+++ PROVIDED TEXT +++

Kathleen Neal Cleaver Remembers Her Time with the Black Panthers

Posted By on Fri, Oct 2, 2015 at 11:30 AM

click to enlarge Kathleen Neal Cleaver, Communications Secretary, Black Panther Party, Oakland, 1968. - COURTESY OF JEFFREY BLANKFORT
  • Courtesy of Jeffrey Blankfort
  • Kathleen Neal Cleaver, Communications Secretary, Black Panther Party, Oakland, 1968.

When Kathleen Neal was recruited to join the Black Panther Party in 1967, it was political and personal for the college student. On one hand she wanted to spread consciousness about black oppression and exploitation. On the other she was madly in love with party member Eldridge Cleaver, and he needed her to help save founding member Huey Newton from the death penalty. It's this humanity underneath the black berets and at the heart of the black leather trench coats that award-winning documentarian Stanley Nelson aimed to capture in The Black Panthers: Vanguard of the Revolution. This comprehensive, well-balanced documentary chronicles the history of the revolutionary organization from its formation in Oakland in 1966 to its tragic implosion. SF Weekly spoke to Kathleen Neal Cleaver, today a faculty member of the Emory University School of Law, who also holds an appointment at Yale University’s African American Studies Department, about the film, which opens Oct. 2, finding love amid the turmoil, and the Panthers' legacy.

How did Stanley Nelson get involved with the film?

I was involved and lived with St. Clair Bourne for nine years. He tried to do a documentary about the Black Panther Party, but he had died. At his memorial, Stanley said, 'I should make that film.' Two and a half years later I got a phone call from Stanley, and he said, 'I got the money.' PBS has funded easily six or seven documentaries that Stanley Nelson has made, and so he has a relationship with them and he has the 'Genius Grant,' which gives him a status that other filmmakers don't have.

+++

EXERCISE: Can you pick up the interview with Kathleen Neal Cleaver above right after its last sentence and continue it?

+++ DATA SHOWN +++

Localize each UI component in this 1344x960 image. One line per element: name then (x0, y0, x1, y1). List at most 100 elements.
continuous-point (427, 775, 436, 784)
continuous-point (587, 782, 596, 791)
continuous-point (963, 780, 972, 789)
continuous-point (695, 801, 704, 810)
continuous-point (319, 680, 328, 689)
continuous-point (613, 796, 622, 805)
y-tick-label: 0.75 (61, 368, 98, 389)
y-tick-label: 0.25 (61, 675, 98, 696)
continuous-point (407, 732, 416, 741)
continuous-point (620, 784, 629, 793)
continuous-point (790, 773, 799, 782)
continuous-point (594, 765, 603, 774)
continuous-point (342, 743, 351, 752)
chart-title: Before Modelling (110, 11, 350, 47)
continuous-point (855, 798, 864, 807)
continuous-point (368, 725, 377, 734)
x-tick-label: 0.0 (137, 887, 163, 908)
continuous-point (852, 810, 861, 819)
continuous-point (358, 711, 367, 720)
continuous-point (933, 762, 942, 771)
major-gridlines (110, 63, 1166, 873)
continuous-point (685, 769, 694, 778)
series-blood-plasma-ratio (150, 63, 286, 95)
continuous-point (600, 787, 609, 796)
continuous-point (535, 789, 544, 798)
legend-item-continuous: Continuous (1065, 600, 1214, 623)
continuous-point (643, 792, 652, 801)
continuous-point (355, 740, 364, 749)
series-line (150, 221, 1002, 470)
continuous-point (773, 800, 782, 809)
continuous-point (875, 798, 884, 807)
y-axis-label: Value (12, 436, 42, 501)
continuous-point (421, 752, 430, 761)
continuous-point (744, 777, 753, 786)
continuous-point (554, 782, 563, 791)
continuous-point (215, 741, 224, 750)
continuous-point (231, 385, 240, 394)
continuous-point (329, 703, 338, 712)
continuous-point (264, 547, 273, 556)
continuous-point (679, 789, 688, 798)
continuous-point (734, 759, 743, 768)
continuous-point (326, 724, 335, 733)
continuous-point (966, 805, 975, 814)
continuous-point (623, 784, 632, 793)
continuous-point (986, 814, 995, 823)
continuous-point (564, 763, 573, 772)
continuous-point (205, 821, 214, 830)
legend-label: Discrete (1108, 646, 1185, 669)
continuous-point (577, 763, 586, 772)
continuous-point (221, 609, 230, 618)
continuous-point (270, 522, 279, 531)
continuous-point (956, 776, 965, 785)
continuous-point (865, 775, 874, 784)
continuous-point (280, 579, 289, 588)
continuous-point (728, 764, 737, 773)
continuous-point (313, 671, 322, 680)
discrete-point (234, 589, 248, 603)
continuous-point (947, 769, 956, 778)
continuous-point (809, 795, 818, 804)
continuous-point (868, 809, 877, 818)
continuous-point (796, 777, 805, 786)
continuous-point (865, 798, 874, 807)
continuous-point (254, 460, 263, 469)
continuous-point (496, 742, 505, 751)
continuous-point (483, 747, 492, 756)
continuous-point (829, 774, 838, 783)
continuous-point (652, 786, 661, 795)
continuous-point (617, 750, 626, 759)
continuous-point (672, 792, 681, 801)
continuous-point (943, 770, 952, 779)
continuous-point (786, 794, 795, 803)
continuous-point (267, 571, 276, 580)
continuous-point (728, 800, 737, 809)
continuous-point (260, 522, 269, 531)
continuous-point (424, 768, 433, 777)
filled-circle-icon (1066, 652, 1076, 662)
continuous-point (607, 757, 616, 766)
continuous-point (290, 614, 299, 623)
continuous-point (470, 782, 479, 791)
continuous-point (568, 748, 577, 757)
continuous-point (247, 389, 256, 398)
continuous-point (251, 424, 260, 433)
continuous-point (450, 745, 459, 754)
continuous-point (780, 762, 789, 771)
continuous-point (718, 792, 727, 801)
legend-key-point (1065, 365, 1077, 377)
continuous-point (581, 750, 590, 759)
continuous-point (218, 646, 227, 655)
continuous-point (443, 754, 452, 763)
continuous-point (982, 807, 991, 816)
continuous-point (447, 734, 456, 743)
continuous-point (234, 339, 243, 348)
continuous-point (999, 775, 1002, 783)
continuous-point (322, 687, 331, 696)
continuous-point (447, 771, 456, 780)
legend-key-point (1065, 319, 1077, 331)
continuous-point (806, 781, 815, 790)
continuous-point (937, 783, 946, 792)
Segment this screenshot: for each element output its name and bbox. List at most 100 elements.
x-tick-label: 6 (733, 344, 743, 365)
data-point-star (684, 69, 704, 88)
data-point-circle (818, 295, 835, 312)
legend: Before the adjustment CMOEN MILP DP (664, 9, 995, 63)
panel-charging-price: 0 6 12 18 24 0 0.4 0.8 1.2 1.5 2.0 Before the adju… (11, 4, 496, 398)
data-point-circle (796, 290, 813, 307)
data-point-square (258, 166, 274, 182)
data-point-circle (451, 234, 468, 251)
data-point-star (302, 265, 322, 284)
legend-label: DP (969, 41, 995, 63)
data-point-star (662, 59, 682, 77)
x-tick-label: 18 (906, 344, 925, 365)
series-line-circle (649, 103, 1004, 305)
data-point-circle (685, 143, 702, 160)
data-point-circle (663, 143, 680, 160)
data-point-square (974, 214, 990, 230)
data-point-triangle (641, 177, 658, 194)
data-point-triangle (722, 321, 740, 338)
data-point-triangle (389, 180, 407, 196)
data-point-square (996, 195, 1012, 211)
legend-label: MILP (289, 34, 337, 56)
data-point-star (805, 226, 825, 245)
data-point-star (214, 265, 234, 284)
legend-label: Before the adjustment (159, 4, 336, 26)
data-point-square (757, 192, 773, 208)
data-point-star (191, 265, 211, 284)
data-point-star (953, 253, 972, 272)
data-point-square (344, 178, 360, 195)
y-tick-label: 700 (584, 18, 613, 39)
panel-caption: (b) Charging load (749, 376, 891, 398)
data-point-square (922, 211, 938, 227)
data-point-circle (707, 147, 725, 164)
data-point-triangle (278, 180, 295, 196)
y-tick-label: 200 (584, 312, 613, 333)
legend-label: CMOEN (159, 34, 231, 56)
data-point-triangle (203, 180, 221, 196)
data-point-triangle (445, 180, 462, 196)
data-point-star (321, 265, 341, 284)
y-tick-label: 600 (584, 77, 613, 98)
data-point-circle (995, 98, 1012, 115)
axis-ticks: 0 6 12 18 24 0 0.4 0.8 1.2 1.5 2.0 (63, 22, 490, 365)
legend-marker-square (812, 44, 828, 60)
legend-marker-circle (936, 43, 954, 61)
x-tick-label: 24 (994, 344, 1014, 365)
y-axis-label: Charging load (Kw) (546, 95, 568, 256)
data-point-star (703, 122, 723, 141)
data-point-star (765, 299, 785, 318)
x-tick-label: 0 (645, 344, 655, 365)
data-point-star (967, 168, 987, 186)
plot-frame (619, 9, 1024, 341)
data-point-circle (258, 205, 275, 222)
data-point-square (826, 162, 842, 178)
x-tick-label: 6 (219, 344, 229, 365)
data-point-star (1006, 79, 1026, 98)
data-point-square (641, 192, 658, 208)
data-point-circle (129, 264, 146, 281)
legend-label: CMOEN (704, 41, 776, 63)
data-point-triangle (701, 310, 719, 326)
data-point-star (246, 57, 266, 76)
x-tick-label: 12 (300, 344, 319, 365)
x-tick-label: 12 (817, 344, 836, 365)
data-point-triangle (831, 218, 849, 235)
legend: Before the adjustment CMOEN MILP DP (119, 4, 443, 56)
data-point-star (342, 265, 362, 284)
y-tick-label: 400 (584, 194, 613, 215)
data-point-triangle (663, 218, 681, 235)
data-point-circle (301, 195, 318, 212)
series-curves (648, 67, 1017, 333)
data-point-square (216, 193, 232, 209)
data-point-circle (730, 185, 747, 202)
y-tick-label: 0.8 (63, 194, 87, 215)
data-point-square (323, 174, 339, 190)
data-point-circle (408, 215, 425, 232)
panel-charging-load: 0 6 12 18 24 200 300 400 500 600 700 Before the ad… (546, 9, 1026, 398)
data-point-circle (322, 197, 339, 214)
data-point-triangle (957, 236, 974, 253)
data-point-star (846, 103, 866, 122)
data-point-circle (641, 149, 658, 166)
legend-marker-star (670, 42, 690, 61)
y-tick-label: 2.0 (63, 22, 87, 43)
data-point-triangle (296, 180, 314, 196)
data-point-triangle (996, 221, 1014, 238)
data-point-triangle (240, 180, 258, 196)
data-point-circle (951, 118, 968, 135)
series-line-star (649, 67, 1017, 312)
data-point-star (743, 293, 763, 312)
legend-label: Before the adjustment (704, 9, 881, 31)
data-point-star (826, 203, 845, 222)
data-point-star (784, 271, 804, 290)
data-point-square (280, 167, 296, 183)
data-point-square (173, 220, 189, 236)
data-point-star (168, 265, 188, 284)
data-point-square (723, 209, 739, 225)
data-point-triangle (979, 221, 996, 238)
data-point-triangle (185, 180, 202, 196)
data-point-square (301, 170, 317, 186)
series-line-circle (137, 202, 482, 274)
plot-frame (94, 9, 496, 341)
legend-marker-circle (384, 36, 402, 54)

+++

THE OUTPUT:
Also, Stanley had been fascinated with the Panthers before he ever became a filmmaker, so he had an investment that I didn't understand. He was quite a bit younger, so I think he was 15 when the party started, and he was intrigued by [Chicago Black Panther member] Fred Hampton.  

How do you think Stanley Nelson did?

I think his film is very distinctive, because it's not what you might expect. Whatever you expect, you don't expect to see a black woman with gray hair talking about men touching an elephant. The other documentary opened with Panthers and marching and gunshots, but his is very gentle, very philosophical. The speaker was one of the teachers in the Panthers' school, and she is a very calm yogi. This is the person you hear first. That's different. Stanley did a great job.

What was left out?

There was also a whole shelf of history that couldn't be in the film. One of my comrades, his son said, 'Daddy, why don't you tell me about the Black Panther Party?' and he said, 'I'm not gonna tell you. The Black Panther Party history is X-rated.' [laughs] Now that's the part that Stanley doesn't have. There are other stories, and I hope there'll be other films. I had been hoping to see a film about a series of women Panthers. There were women Guerrillas, women who have held office, women who went to Africa, a really diverse group of people. But who's gonna fund that?

How did you first join the 1960's Civil Rights Movement?

I wanted to join, like many young people, when I was in high school in Pennsylvania in '63, and saw the civil rights demonstrators, the freedom fighters, and I was very impressed. I saw the picture of the girls in the back of a paddy wagon in Albany, Georgia who had been arrested for protesting that black people couldn't vote, and they were in the Student Nonviolent Coordinating Committee (SNCC). I wanted to do what they did, but I couldn't get to Georgia. I wanted to be brave like them. I wanted to go where they went. So I ended up going to college at Barnard in New York, and I had a boyfriend who was a SNCC member and I was hired by the director as a secretary in the fundraising office in 1966. Then I became a secretary in the Atlanta office. It was the best thing that had ever happened to me.

How did you handle the antagonism that came from the KKK and the police?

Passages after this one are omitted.